**Task inputs**:

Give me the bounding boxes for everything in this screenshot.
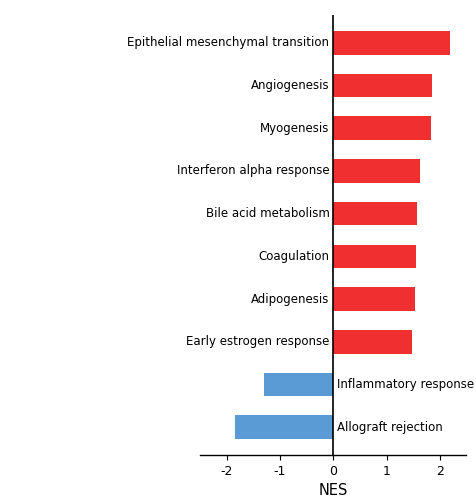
Text: Early estrogen response: Early estrogen response (186, 336, 329, 348)
Text: Interferon alpha response: Interferon alpha response (177, 164, 329, 177)
Bar (333, 116, 431, 140)
Text: Angiogenesis: Angiogenesis (251, 79, 329, 92)
Text: Epithelial mesenchymal transition: Epithelial mesenchymal transition (128, 36, 329, 50)
Bar (235, 416, 333, 439)
Bar (264, 373, 333, 396)
Text: Myogenesis: Myogenesis (260, 122, 329, 134)
Bar (333, 244, 416, 268)
Text: Allograft rejection: Allograft rejection (337, 420, 443, 434)
X-axis label: NES: NES (318, 484, 348, 498)
Bar (333, 202, 417, 226)
Bar (333, 159, 419, 182)
Text: Adipogenesis: Adipogenesis (251, 292, 329, 306)
Text: Inflammatory response: Inflammatory response (337, 378, 474, 391)
Bar (333, 31, 450, 54)
Text: Coagulation: Coagulation (258, 250, 329, 263)
Bar (333, 74, 432, 97)
Text: Bile acid metabolism: Bile acid metabolism (206, 207, 329, 220)
Bar (333, 288, 415, 311)
Bar (333, 330, 412, 353)
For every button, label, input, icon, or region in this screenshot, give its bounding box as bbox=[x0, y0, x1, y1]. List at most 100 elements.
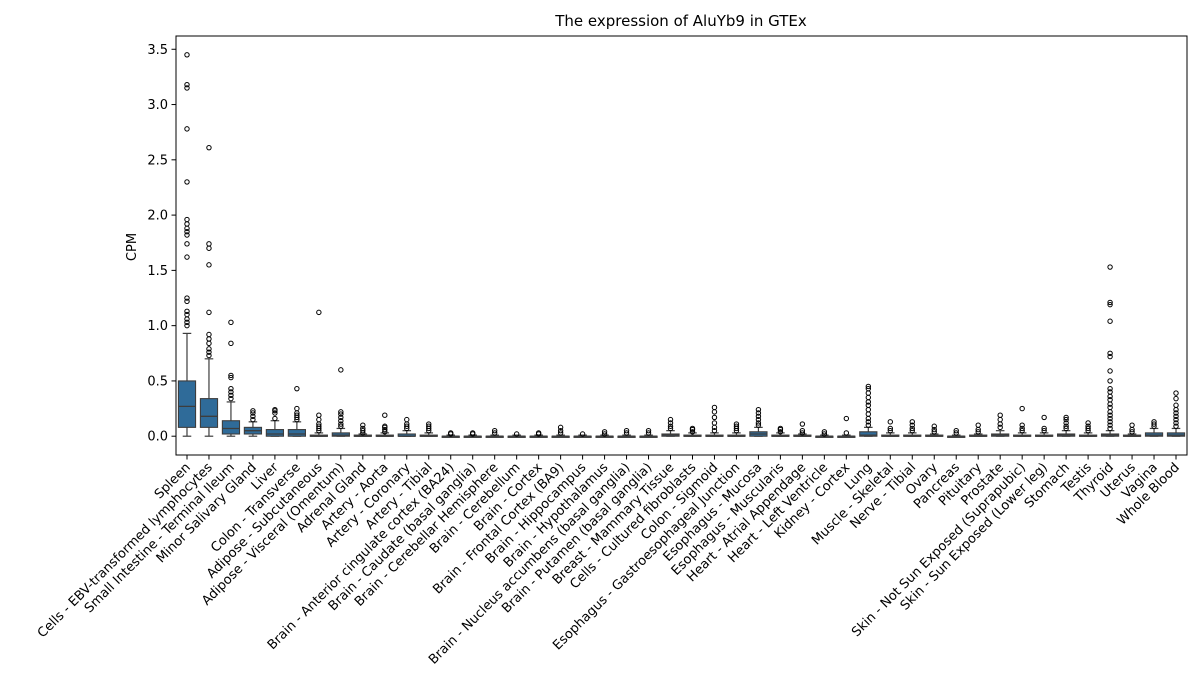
x-tick-label: Cells - EBV-transformed lymphocytes bbox=[35, 460, 216, 641]
outlier-point bbox=[206, 331, 212, 338]
outlier-point bbox=[997, 424, 1003, 431]
outlier-point bbox=[206, 346, 212, 352]
y-axis: 0.0 0.5 1.0 1.5 2.0 2.5 3.0 3.5 bbox=[147, 43, 176, 445]
outlier-point bbox=[382, 426, 388, 433]
box-group bbox=[309, 309, 328, 437]
outlier-point bbox=[711, 427, 718, 434]
outlier-point bbox=[491, 430, 498, 436]
outlier-point bbox=[887, 425, 893, 432]
outlier-point bbox=[228, 392, 234, 399]
outlier-point bbox=[645, 427, 652, 434]
outlier-point bbox=[184, 52, 190, 58]
outlier-point bbox=[931, 429, 937, 435]
outlier-point bbox=[1063, 416, 1069, 423]
outlier-point bbox=[865, 390, 872, 396]
box-group bbox=[749, 406, 768, 437]
box-group bbox=[419, 421, 438, 437]
outlier-point bbox=[865, 402, 872, 408]
box-group bbox=[793, 421, 812, 437]
box bbox=[221, 420, 241, 435]
outlier-point bbox=[338, 367, 344, 373]
y-tick-label: 0.0 bbox=[147, 430, 168, 445]
outlier-point bbox=[821, 429, 828, 435]
y-tick-label: 0.5 bbox=[147, 374, 168, 389]
outlier-point bbox=[1107, 389, 1113, 395]
outlier-point bbox=[623, 430, 630, 436]
box-group bbox=[903, 419, 922, 437]
box-group bbox=[221, 319, 241, 437]
box-group bbox=[177, 52, 197, 437]
outlier-point bbox=[316, 416, 322, 423]
box-group bbox=[881, 419, 900, 437]
box-group bbox=[1100, 264, 1120, 437]
outlier-point bbox=[535, 430, 542, 436]
outlier-point bbox=[250, 416, 256, 423]
box-group bbox=[353, 422, 372, 437]
outlier-point bbox=[711, 409, 718, 415]
outlier-point bbox=[887, 419, 893, 425]
outlier-point bbox=[1173, 420, 1179, 426]
box-group bbox=[991, 412, 1010, 437]
y-tick-label: 2.0 bbox=[147, 209, 168, 224]
outlier-point bbox=[1063, 425, 1069, 432]
outlier-point bbox=[206, 336, 212, 342]
outlier-point bbox=[821, 431, 828, 437]
outlier-point bbox=[865, 411, 872, 417]
outlier-point bbox=[909, 425, 915, 432]
box-group bbox=[771, 425, 790, 437]
outlier-point bbox=[404, 423, 410, 429]
chart-title: The expression of AluYb9 in GTEx bbox=[554, 12, 807, 30]
outlier-point bbox=[206, 352, 212, 359]
outlier-point bbox=[272, 415, 278, 422]
outlier-point bbox=[470, 430, 476, 436]
outlier-point bbox=[1041, 427, 1047, 434]
outlier-point bbox=[1107, 404, 1113, 411]
outlier-point bbox=[184, 308, 190, 314]
outlier-point bbox=[667, 425, 674, 432]
outlier-point bbox=[865, 394, 872, 401]
box-group bbox=[1078, 420, 1098, 437]
box-group bbox=[705, 404, 724, 437]
outlier-point bbox=[667, 423, 674, 429]
box-group bbox=[925, 423, 944, 437]
outlier-point bbox=[426, 423, 432, 429]
outlier-point bbox=[250, 408, 256, 414]
box-group bbox=[1122, 422, 1142, 437]
outlier-point bbox=[228, 319, 234, 326]
box-group bbox=[265, 406, 285, 437]
outlier-point bbox=[206, 340, 212, 347]
outlier-point bbox=[184, 319, 190, 326]
outlier-point bbox=[1173, 423, 1179, 429]
y-axis-label: CPM bbox=[125, 233, 140, 261]
outlier-point bbox=[667, 416, 674, 423]
box-group bbox=[375, 412, 394, 437]
box bbox=[287, 429, 307, 437]
box-group bbox=[727, 421, 746, 437]
outlier-point bbox=[250, 413, 256, 420]
y-tick-label: 3.5 bbox=[147, 43, 168, 58]
outlier-point bbox=[601, 429, 608, 435]
outlier-point bbox=[206, 349, 212, 355]
outlier-point bbox=[755, 410, 762, 416]
box-group bbox=[507, 431, 526, 438]
outlier-point bbox=[184, 81, 190, 88]
outlier-point bbox=[206, 262, 212, 268]
box-group bbox=[331, 367, 350, 437]
outlier-point bbox=[667, 420, 674, 426]
outlier-point bbox=[228, 389, 234, 395]
box-group bbox=[1056, 414, 1076, 437]
outlier-point bbox=[184, 241, 190, 247]
y-tick-label: 1.5 bbox=[147, 264, 168, 279]
outlier-point bbox=[1107, 425, 1113, 432]
outlier-point bbox=[843, 415, 850, 422]
y-tick-label: 3.0 bbox=[147, 98, 168, 113]
outlier-point bbox=[1129, 429, 1135, 435]
outlier-point bbox=[316, 423, 322, 429]
box-group bbox=[397, 416, 416, 437]
plot-area bbox=[175, 35, 1188, 456]
outlier-point bbox=[1151, 419, 1157, 425]
outlier-point bbox=[865, 385, 872, 392]
box-group bbox=[837, 415, 856, 438]
outlier-point bbox=[711, 414, 718, 421]
outlier-point bbox=[623, 427, 630, 434]
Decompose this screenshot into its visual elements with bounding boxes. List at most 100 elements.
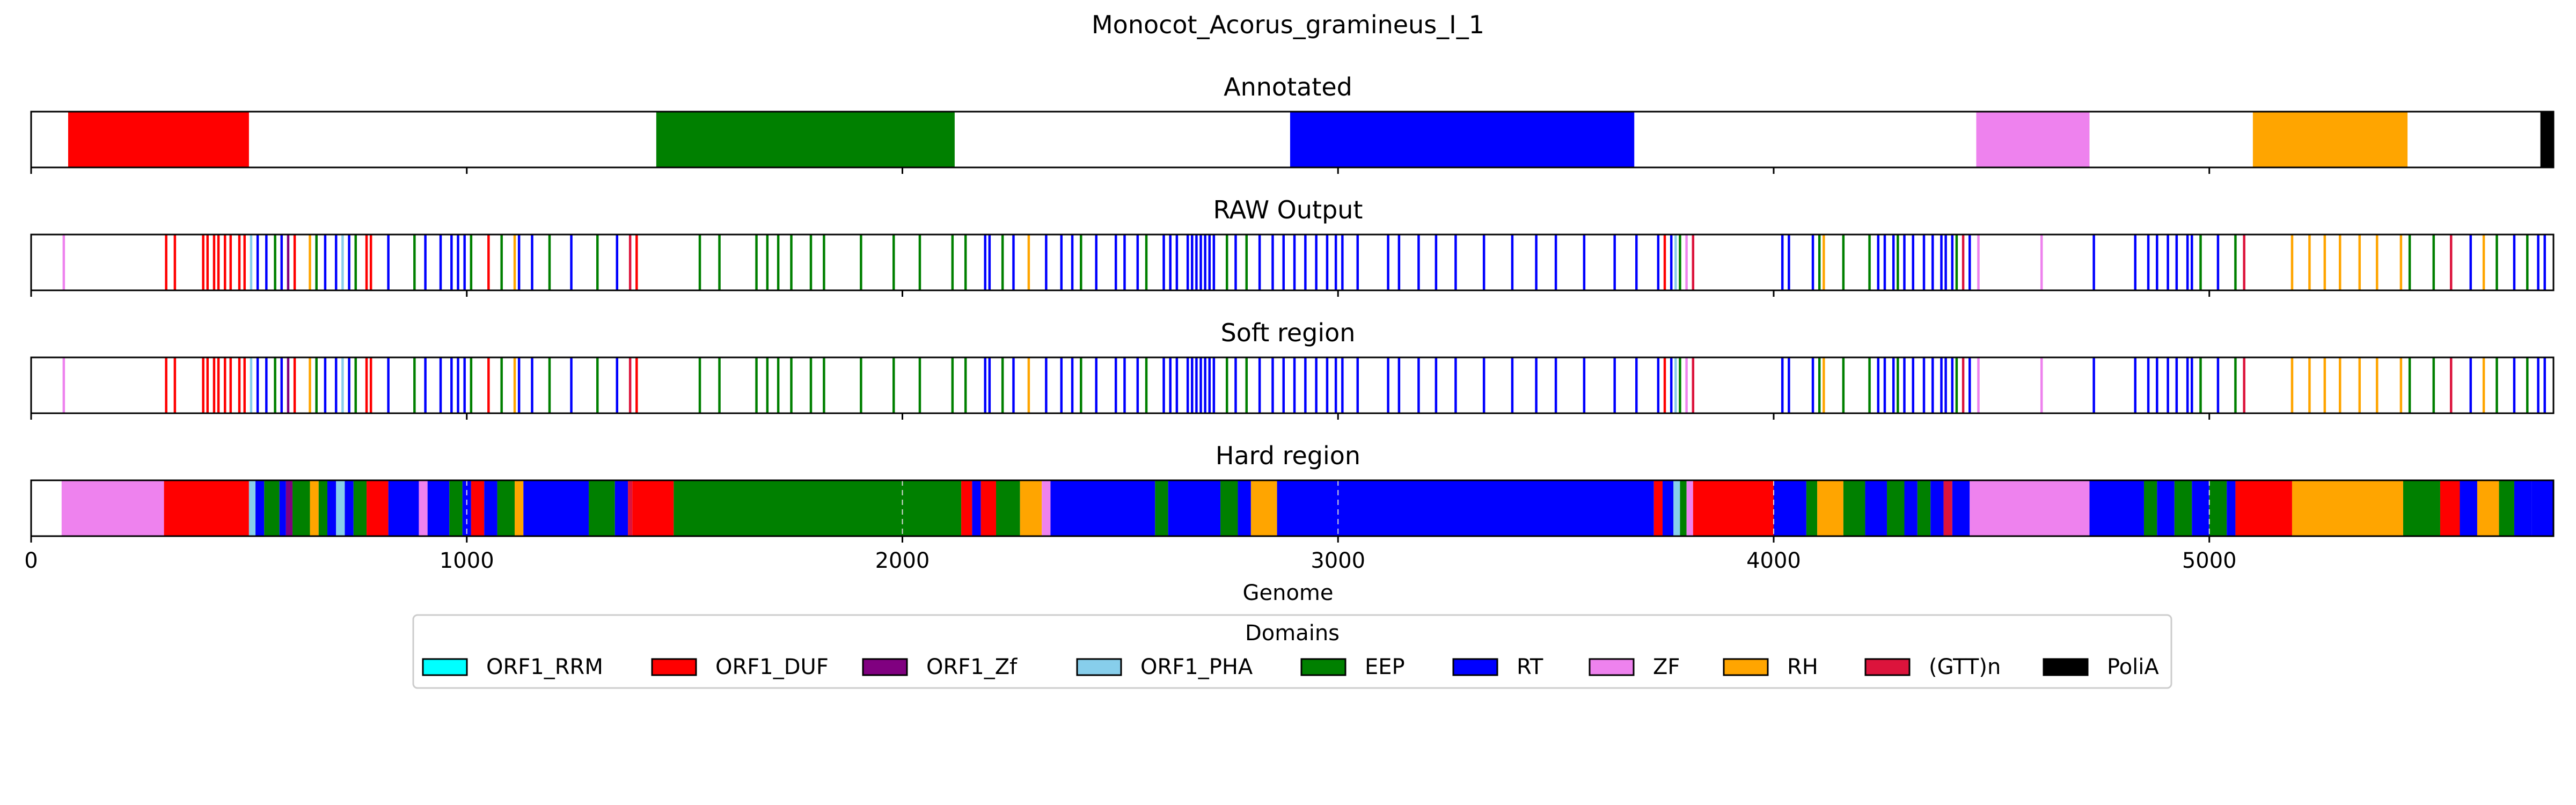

**What needs to be done**: Checking the data above line by line, please work out how many lines include "this", and reply with the number only.

**Completed exercise**: 3